→ **Data items**
#####

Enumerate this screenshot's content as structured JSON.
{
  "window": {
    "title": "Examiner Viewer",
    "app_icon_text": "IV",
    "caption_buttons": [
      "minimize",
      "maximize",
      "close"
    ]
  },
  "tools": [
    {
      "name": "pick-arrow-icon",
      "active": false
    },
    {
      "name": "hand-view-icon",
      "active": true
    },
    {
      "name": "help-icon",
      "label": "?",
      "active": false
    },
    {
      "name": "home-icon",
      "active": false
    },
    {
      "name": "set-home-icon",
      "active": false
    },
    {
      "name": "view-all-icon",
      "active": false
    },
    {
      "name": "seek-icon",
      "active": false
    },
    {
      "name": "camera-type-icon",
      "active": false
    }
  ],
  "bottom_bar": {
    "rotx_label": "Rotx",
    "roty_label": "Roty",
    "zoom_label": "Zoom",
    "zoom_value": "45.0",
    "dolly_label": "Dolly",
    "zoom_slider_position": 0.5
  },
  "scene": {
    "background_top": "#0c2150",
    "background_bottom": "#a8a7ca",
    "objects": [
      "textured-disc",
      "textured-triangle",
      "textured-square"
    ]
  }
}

#####

Pick out, from the lines above, every one that contains the string "name".

→ **Result below**
      "name": "pick-arrow-icon",
      "name": "hand-view-icon",
      "name": "help-icon",
      "name": "home-icon",
      "name": "set-home-icon",
      "name": "view-all-icon",
      "name": "seek-icon",
      "name": "camera-type-icon",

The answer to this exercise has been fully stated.